_Material provided_:
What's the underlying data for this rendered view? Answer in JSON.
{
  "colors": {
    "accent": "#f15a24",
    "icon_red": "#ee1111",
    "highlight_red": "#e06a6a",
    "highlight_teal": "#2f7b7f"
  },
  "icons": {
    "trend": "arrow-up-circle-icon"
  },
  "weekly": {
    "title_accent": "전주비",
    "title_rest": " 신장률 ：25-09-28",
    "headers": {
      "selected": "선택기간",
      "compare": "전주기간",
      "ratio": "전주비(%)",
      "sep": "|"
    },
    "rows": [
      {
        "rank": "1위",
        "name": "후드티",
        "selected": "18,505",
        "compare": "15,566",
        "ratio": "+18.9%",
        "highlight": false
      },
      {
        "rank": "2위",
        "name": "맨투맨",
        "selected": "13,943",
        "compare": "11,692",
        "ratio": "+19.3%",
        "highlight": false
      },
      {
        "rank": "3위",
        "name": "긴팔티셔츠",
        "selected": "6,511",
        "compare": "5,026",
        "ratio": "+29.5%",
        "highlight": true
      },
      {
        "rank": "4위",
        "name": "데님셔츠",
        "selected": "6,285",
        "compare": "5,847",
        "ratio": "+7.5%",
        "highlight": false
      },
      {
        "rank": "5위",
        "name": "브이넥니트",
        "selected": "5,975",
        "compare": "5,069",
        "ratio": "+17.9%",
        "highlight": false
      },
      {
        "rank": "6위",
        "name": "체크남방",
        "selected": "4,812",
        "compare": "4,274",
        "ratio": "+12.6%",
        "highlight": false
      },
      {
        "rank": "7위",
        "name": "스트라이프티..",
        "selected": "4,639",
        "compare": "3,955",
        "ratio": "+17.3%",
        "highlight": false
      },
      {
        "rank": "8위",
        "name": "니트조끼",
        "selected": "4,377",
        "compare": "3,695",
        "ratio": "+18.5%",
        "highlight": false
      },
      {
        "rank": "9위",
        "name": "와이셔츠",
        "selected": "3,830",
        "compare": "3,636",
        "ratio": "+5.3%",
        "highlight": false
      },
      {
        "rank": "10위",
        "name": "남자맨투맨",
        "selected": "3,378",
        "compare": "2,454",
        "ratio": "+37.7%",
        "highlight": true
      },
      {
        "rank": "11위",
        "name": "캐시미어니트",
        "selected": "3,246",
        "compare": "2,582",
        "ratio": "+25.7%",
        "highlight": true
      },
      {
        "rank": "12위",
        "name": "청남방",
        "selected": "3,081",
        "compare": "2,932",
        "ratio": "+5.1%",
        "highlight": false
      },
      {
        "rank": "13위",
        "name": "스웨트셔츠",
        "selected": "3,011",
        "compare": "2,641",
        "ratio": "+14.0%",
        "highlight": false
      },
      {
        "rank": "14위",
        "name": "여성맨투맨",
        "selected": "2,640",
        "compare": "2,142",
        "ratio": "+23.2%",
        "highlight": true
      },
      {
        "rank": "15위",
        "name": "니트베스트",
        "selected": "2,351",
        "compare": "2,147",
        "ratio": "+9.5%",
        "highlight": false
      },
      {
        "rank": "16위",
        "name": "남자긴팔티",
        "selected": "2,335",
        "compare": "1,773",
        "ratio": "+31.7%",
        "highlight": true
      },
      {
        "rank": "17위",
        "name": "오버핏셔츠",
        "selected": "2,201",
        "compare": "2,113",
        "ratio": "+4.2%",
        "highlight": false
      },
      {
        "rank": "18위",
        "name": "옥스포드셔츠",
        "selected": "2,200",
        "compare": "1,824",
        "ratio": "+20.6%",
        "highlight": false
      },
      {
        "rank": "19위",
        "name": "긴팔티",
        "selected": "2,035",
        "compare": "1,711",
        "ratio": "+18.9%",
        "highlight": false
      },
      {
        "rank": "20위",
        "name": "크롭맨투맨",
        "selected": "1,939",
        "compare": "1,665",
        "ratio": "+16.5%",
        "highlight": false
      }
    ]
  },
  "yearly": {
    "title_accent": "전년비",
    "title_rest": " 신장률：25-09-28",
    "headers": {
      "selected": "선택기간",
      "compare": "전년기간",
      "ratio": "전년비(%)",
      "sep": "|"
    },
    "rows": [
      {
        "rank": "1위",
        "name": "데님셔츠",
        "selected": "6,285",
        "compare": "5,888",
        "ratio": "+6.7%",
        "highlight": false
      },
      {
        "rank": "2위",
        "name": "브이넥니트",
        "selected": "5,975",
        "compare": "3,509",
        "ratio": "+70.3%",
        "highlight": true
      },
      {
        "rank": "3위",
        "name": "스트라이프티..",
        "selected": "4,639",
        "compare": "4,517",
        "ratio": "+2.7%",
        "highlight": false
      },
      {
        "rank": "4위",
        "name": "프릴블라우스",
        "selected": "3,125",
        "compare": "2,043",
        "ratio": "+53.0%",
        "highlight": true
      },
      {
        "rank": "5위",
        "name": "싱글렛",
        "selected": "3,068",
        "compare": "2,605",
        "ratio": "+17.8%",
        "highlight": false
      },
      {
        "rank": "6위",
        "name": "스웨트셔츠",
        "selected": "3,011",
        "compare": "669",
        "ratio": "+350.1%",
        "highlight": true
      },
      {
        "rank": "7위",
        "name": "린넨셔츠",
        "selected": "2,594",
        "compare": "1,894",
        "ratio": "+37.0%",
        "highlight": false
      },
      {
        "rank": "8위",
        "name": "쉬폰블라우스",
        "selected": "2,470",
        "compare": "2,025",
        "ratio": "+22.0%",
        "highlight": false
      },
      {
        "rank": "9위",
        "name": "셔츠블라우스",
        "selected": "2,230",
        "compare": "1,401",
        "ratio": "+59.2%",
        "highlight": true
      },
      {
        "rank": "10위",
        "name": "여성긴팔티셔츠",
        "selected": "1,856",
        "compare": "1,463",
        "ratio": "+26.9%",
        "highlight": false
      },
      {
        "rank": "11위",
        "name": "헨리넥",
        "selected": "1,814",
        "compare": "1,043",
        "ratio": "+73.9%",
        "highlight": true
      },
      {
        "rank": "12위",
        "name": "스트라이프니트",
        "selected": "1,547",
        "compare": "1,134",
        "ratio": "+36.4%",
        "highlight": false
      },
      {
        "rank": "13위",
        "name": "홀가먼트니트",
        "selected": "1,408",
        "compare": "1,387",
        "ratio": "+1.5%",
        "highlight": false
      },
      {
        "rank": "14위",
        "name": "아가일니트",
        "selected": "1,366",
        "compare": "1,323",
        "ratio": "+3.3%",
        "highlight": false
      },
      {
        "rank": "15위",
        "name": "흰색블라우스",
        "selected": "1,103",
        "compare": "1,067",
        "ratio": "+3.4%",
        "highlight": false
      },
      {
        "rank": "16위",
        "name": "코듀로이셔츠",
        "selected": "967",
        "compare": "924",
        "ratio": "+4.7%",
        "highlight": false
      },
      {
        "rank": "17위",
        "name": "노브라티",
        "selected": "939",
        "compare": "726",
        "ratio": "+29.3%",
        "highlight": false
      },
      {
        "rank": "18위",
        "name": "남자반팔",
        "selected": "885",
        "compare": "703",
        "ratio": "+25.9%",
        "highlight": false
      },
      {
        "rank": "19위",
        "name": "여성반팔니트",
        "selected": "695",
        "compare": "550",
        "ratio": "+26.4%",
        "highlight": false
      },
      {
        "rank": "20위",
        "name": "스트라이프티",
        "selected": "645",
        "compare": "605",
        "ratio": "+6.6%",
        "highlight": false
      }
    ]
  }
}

_The exercise_: Transcribe every record above exactly as it appears.

_Task answer_:
What's the underlying data for this rendered view? Answer in JSON.
{
  "colors": {
    "accent": "#f15a24",
    "icon_red": "#ee1111",
    "highlight_red": "#e06a6a",
    "highlight_teal": "#2f7b7f"
  },
  "icons": {
    "trend": "arrow-up-circle-icon"
  },
  "weekly": {
    "title_accent": "전주비",
    "title_rest": " 신장률 ：25-09-28",
    "headers": {
      "selected": "선택기간",
      "compare": "전주기간",
      "ratio": "전주비(%)",
      "sep": "|"
    },
    "rows": [
      {
        "rank": "1위",
        "name": "후드티",
        "selected": "18,505",
        "compare": "15,566",
        "ratio": "+18.9%",
        "highlight": false
      },
      {
        "rank": "2위",
        "name": "맨투맨",
        "selected": "13,943",
        "compare": "11,692",
        "ratio": "+19.3%",
        "highlight": false
      },
      {
        "rank": "3위",
        "name": "긴팔티셔츠",
        "selected": "6,511",
        "compare": "5,026",
        "ratio": "+29.5%",
        "highlight": true
      },
      {
        "rank": "4위",
        "name": "데님셔츠",
        "selected": "6,285",
        "compare": "5,847",
        "ratio": "+7.5%",
        "highlight": false
      },
      {
        "rank": "5위",
        "name": "브이넥니트",
        "selected": "5,975",
        "compare": "5,069",
        "ratio": "+17.9%",
        "highlight": false
      },
      {
        "rank": "6위",
        "name": "체크남방",
        "selected": "4,812",
        "compare": "4,274",
        "ratio": "+12.6%",
        "highlight": false
      },
      {
        "rank": "7위",
        "name": "스트라이프티..",
        "selected": "4,639",
        "compare": "3,955",
        "ratio": "+17.3%",
        "highlight": false
      },
      {
        "rank": "8위",
        "name": "니트조끼",
        "selected": "4,377",
        "compare": "3,695",
        "ratio": "+18.5%",
        "highlight": false
      },
      {
        "rank": "9위",
        "name": "와이셔츠",
        "selected": "3,830",
        "compare": "3,636",
        "ratio": "+5.3%",
        "highlight": false
      },
      {
        "rank": "10위",
        "name": "남자맨투맨",
        "selected": "3,378",
        "compare": "2,454",
        "ratio": "+37.7%",
        "highlight": true
      },
      {
        "rank": "11위",
        "name": "캐시미어니트",
        "selected": "3,246",
        "compare": "2,582",
        "ratio": "+25.7%",
        "highlight": true
      },
      {
        "rank": "12위",
        "name": "청남방",
        "selected": "3,081",
        "compare": "2,932",
        "ratio": "+5.1%",
        "highlight": false
      },
      {
        "rank": "13위",
        "name": "스웨트셔츠",
        "selected": "3,011",
        "compare": "2,641",
        "ratio": "+14.0%",
        "highlight": false
      },
      {
        "rank": "14위",
        "name": "여성맨투맨",
        "selected": "2,640",
        "compare": "2,142",
        "ratio": "+23.2%",
        "highlight": true
      },
      {
        "rank": "15위",
        "name": "니트베스트",
        "selected": "2,351",
        "compare": "2,147",
        "ratio": "+9.5%",
        "highlight": false
      },
      {
        "rank": "16위",
        "name": "남자긴팔티",
        "selected": "2,335",
        "compare": "1,773",
        "ratio": "+31.7%",
        "highlight": true
      },
      {
        "rank": "17위",
        "name": "오버핏셔츠",
        "selected": "2,201",
        "compare": "2,113",
        "ratio": "+4.2%",
        "highlight": false
      },
      {
        "rank": "18위",
        "name": "옥스포드셔츠",
        "selected": "2,200",
        "compare": "1,824",
        "ratio": "+20.6%",
        "highlight": false
      },
      {
        "rank": "19위",
        "name": "긴팔티",
        "selected": "2,035",
        "compare": "1,711",
        "ratio": "+18.9%",
        "highlight": false
      },
      {
        "rank": "20위",
        "name": "크롭맨투맨",
        "selected": "1,939",
        "compare": "1,665",
        "ratio": "+16.5%",
        "highlight": false
      }
    ]
  },
  "yearly": {
    "title_accent": "전년비",
    "title_rest": " 신장률：25-09-28",
    "headers": {
      "selected": "선택기간",
      "compare": "전년기간",
      "ratio": "전년비(%)",
      "sep": "|"
    },
    "rows": [
      {
        "rank": "1위",
        "name": "데님셔츠",
        "selected": "6,285",
        "compare": "5,888",
        "ratio": "+6.7%",
        "highlight": false
      },
      {
        "rank": "2위",
        "name": "브이넥니트",
        "selected": "5,975",
        "compare": "3,509",
        "ratio": "+70.3%",
        "highlight": true
      },
      {
        "rank": "3위",
        "name": "스트라이프티..",
        "selected": "4,639",
        "compare": "4,517",
        "ratio": "+2.7%",
        "highlight": false
      },
      {
        "rank": "4위",
        "name": "프릴블라우스",
        "selected": "3,125",
        "compare": "2,043",
        "ratio": "+53.0%",
        "highlight": true
      },
      {
        "rank": "5위",
        "name": "싱글렛",
        "selected": "3,068",
        "compare": "2,605",
        "ratio": "+17.8%",
        "highlight": false
      },
      {
        "rank": "6위",
        "name": "스웨트셔츠",
        "selected": "3,011",
        "compare": "669",
        "ratio": "+350.1%",
        "highlight": true
      },
      {
        "rank": "7위",
        "name": "린넨셔츠",
        "selected": "2,594",
        "compare": "1,894",
        "ratio": "+37.0%",
        "highlight": false
      },
      {
        "rank": "8위",
        "name": "쉬폰블라우스",
        "selected": "2,470",
        "compare": "2,025",
        "ratio": "+22.0%",
        "highlight": false
      },
      {
        "rank": "9위",
        "name": "셔츠블라우스",
        "selected": "2,230",
        "compare": "1,401",
        "ratio": "+59.2%",
        "highlight": true
      },
      {
        "rank": "10위",
        "name": "여성긴팔티셔츠",
        "selected": "1,856",
        "compare": "1,463",
        "ratio": "+26.9%",
        "highlight": false
      },
      {
        "rank": "11위",
        "name": "헨리넥",
        "selected": "1,814",
        "compare": "1,043",
        "ratio": "+73.9%",
        "highlight": true
      },
      {
        "rank": "12위",
        "name": "스트라이프니트",
        "selected": "1,547",
        "compare": "1,134",
        "ratio": "+36.4%",
        "highlight": false
      },
      {
        "rank": "13위",
        "name": "홀가먼트니트",
        "selected": "1,408",
        "compare": "1,387",
        "ratio": "+1.5%",
        "highlight": false
      },
      {
        "rank": "14위",
        "name": "아가일니트",
        "selected": "1,366",
        "compare": "1,323",
        "ratio": "+3.3%",
        "highlight": false
      },
      {
        "rank": "15위",
        "name": "흰색블라우스",
        "selected": "1,103",
        "compare": "1,067",
        "ratio": "+3.4%",
        "highlight": false
      },
      {
        "rank": "16위",
        "name": "코듀로이셔츠",
        "selected": "967",
        "compare": "924",
        "ratio": "+4.7%",
        "highlight": false
      },
      {
        "rank": "17위",
        "name": "노브라티",
        "selected": "939",
        "compare": "726",
        "ratio": "+29.3%",
        "highlight": false
      },
      {
        "rank": "18위",
        "name": "남자반팔",
        "selected": "885",
        "compare": "703",
        "ratio": "+25.9%",
        "highlight": false
      },
      {
        "rank": "19위",
        "name": "여성반팔니트",
        "selected": "695",
        "compare": "550",
        "ratio": "+26.4%",
        "highlight": false
      },
      {
        "rank": "20위",
        "name": "스트라이프티",
        "selected": "645",
        "compare": "605",
        "ratio": "+6.6%",
        "highlight": false
      }
    ]
  }
}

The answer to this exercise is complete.